TASK PROMPT:
Return all lines where the word "World" can be found.

INPUT:
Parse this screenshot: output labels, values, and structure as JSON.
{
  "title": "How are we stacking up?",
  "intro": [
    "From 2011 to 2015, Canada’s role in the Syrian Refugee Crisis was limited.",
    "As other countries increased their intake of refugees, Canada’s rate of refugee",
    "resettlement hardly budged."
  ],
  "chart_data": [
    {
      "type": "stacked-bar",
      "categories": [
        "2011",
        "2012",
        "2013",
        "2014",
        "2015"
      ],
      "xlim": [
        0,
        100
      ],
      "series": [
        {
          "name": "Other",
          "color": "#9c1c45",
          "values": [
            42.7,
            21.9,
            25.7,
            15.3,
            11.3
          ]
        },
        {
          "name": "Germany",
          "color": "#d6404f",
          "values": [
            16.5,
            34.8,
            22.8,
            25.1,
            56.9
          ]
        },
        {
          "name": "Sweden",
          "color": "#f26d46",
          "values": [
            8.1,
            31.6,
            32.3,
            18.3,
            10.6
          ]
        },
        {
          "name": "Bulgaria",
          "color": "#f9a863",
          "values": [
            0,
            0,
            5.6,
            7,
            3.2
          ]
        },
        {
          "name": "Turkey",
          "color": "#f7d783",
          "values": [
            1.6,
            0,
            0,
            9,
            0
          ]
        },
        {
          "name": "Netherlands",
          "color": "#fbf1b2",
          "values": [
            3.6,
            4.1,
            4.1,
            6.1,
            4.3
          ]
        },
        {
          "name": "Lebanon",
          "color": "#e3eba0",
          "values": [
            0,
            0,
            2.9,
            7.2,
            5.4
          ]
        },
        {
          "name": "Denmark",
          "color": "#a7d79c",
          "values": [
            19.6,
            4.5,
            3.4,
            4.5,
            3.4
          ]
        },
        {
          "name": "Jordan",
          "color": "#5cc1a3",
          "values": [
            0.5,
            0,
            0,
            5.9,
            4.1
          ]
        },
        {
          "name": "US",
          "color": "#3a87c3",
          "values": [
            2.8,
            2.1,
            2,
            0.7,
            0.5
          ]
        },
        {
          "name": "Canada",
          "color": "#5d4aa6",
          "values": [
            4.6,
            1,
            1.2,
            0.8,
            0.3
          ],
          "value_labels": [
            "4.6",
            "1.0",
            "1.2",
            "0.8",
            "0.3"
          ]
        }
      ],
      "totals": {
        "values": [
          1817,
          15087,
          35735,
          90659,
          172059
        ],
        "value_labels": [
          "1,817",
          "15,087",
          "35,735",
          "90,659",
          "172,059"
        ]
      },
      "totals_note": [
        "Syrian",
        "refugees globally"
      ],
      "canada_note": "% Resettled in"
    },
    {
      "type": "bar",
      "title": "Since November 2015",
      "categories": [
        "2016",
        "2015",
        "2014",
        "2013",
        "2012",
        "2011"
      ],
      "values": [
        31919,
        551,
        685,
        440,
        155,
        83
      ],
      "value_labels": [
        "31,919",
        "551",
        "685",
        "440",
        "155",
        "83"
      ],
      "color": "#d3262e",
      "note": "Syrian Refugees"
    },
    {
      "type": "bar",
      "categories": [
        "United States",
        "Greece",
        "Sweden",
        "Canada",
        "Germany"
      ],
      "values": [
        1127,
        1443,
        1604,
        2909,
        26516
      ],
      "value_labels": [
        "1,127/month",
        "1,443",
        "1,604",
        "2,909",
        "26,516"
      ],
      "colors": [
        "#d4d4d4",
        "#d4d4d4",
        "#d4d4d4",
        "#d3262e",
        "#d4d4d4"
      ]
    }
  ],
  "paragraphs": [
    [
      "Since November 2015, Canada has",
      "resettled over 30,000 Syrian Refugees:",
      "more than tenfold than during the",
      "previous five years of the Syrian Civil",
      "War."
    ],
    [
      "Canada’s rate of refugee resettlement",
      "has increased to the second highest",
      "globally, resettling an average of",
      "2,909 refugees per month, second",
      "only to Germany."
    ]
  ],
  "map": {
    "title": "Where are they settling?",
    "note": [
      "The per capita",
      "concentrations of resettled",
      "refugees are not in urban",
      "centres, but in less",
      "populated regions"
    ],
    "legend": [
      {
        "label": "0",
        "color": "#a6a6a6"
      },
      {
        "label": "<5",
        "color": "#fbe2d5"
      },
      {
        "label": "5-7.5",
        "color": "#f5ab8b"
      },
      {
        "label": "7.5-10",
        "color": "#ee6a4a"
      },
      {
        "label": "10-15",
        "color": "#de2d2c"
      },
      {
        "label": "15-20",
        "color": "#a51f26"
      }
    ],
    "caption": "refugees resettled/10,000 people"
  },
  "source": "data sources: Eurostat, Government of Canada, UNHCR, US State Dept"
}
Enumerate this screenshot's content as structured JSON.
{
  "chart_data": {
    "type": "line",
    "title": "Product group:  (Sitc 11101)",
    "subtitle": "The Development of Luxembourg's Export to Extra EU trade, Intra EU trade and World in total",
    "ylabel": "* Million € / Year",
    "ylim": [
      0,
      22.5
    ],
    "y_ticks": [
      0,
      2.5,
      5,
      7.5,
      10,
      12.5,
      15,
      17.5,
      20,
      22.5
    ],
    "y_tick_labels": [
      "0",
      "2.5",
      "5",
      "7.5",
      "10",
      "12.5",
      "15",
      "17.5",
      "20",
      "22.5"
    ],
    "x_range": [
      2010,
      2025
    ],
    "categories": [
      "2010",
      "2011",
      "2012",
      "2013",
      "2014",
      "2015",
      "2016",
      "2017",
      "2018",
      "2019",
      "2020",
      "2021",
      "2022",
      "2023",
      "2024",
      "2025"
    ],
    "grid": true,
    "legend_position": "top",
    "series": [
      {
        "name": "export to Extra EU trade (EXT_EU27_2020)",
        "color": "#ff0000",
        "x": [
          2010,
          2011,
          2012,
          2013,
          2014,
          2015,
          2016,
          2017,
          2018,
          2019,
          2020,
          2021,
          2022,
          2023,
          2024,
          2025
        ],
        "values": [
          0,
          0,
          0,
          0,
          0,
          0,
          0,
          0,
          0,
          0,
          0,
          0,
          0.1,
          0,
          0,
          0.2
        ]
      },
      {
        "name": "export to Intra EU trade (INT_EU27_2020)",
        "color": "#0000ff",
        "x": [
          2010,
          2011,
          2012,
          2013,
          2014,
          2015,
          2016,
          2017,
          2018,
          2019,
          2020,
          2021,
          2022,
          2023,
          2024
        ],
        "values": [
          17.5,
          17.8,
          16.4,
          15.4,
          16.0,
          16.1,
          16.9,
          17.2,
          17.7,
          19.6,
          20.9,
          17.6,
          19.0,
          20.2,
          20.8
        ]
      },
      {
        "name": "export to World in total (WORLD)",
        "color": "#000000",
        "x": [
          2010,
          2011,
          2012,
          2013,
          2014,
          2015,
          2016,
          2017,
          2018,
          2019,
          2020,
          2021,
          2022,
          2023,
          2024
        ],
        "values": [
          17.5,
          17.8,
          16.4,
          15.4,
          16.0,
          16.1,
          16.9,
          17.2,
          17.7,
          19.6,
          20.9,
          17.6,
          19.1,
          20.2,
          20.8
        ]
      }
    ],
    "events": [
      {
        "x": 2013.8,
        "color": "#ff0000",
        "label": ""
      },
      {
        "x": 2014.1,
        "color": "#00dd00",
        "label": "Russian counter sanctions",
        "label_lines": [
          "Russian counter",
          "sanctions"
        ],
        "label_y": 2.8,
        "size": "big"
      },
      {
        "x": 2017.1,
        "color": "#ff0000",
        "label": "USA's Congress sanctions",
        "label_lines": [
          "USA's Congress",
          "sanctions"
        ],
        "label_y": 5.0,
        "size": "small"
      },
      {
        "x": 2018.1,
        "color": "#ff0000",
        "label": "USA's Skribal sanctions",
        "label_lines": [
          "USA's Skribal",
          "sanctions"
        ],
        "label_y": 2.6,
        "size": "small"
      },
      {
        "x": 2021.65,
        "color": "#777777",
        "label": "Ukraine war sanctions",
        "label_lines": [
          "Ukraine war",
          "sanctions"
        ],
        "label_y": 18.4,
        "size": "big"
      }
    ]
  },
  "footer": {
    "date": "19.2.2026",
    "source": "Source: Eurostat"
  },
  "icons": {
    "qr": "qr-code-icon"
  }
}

OUTPUT OF THE TASK:
    "subtitle": "The Development of Luxembourg's Export to Extra EU trade, Intra EU trade and World in total",
        "name": "export to World in total (WORLD)",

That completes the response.